== EXTRACTED ENTRIES ==
'''
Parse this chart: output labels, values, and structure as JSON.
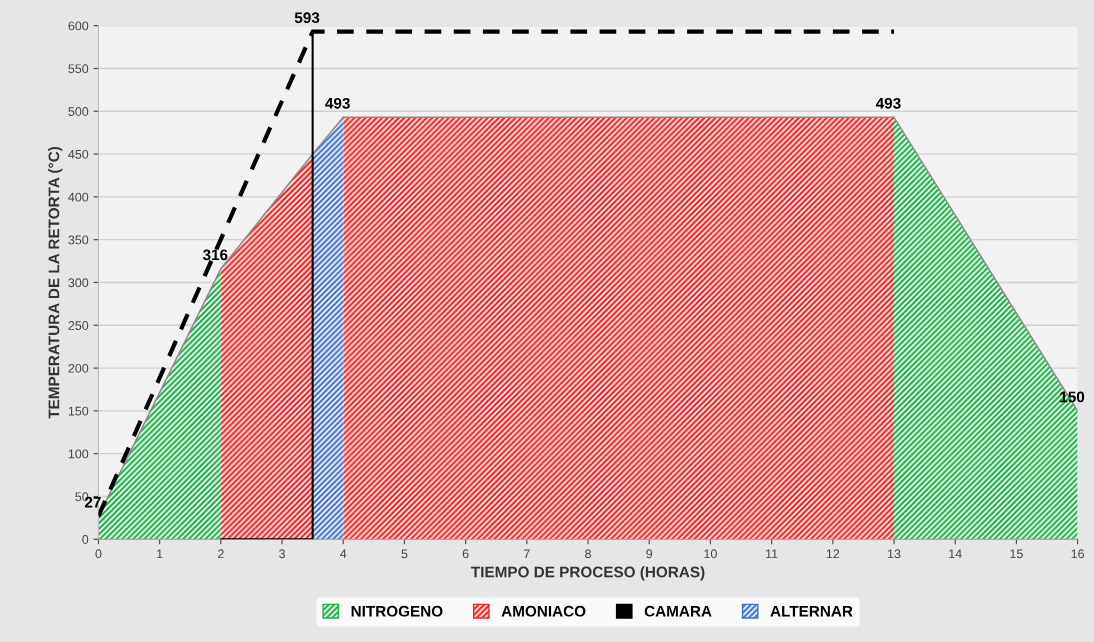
{
  "chart_data": {
    "type": "area",
    "xlabel": "TIEMPO DE PROCESO (HORAS)",
    "ylabel": "TEMPERATURA DE LA RETORTA (°C)",
    "xlim": [
      0,
      16
    ],
    "ylim": [
      0,
      600
    ],
    "xticks": [
      0,
      1,
      2,
      3,
      4,
      5,
      6,
      7,
      8,
      9,
      10,
      11,
      12,
      13,
      14,
      15,
      16
    ],
    "yticks": [
      0,
      50,
      100,
      150,
      200,
      250,
      300,
      350,
      400,
      450,
      500,
      550,
      600
    ],
    "grid": "y",
    "legend": "bottom",
    "series": [
      {
        "name": "NITROGENO",
        "color": "#22b04a",
        "x": [
          0,
          2,
          7,
          13,
          16
        ],
        "values": [
          27,
          316,
          null,
          493,
          150
        ]
      },
      {
        "name": "AMONIACO",
        "color": "#ff2020",
        "x": [
          2,
          3.5,
          3.75,
          4,
          13
        ],
        "values": [
          316,
          450,
          null,
          493,
          493
        ]
      },
      {
        "name": "CAMARA",
        "type": "line",
        "line_style": "dashed",
        "color": "#000000",
        "x": [
          0,
          3.5,
          13
        ],
        "values": [
          27,
          593,
          593
        ]
      },
      {
        "type": "line",
        "line_style": "solid",
        "color": "#000000",
        "x": [
          2,
          3.5,
          3.5
        ],
        "values": [
          0,
          0,
          593
        ]
      },
      {
        "name": "ALTERNAR",
        "color": "#4472c4",
        "x": [
          3.5,
          4
        ],
        "values": [
          450,
          493
        ]
      }
    ],
    "annotations": [
      {
        "text": "27",
        "x": 0,
        "y": 27
      },
      {
        "text": "316",
        "x": 2,
        "y": 316
      },
      {
        "text": "593",
        "x": 3.5,
        "y": 593
      },
      {
        "text": "493",
        "x": 4,
        "y": 493
      },
      {
        "text": "493",
        "x": 13,
        "y": 493
      },
      {
        "text": "150",
        "x": 16,
        "y": 150
      }
    ]
  }
}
'''
== WHAT IS ASKED ==
Transcribe the whole listing exactly. Pictures are excluded.

== RESULT OF THIS TASK ==
Parse this chart: output labels, values, and structure as JSON.
{
  "chart_data": {
    "type": "area",
    "xlabel": "TIEMPO DE PROCESO (HORAS)",
    "ylabel": "TEMPERATURA DE LA RETORTA (°C)",
    "xlim": [
      0,
      16
    ],
    "ylim": [
      0,
      600
    ],
    "xticks": [
      0,
      1,
      2,
      3,
      4,
      5,
      6,
      7,
      8,
      9,
      10,
      11,
      12,
      13,
      14,
      15,
      16
    ],
    "yticks": [
      0,
      50,
      100,
      150,
      200,
      250,
      300,
      350,
      400,
      450,
      500,
      550,
      600
    ],
    "grid": "y",
    "legend": "bottom",
    "series": [
      {
        "name": "NITROGENO",
        "color": "#22b04a",
        "x": [
          0,
          2,
          7,
          13,
          16
        ],
        "values": [
          27,
          316,
          null,
          493,
          150
        ]
      },
      {
        "name": "AMONIACO",
        "color": "#ff2020",
        "x": [
          2,
          3.5,
          3.75,
          4,
          13
        ],
        "values": [
          316,
          450,
          null,
          493,
          493
        ]
      },
      {
        "name": "CAMARA",
        "type": "line",
        "line_style": "dashed",
        "color": "#000000",
        "x": [
          0,
          3.5,
          13
        ],
        "values": [
          27,
          593,
          593
        ]
      },
      {
        "type": "line",
        "line_style": "solid",
        "color": "#000000",
        "x": [
          2,
          3.5,
          3.5
        ],
        "values": [
          0,
          0,
          593
        ]
      },
      {
        "name": "ALTERNAR",
        "color": "#4472c4",
        "x": [
          3.5,
          4
        ],
        "values": [
          450,
          493
        ]
      }
    ],
    "annotations": [
      {
        "text": "27",
        "x": 0,
        "y": 27
      },
      {
        "text": "316",
        "x": 2,
        "y": 316
      },
      {
        "text": "593",
        "x": 3.5,
        "y": 593
      },
      {
        "text": "493",
        "x": 4,
        "y": 493
      },
      {
        "text": "493",
        "x": 13,
        "y": 493
      },
      {
        "text": "150",
        "x": 16,
        "y": 150
      }
    ]
  }
}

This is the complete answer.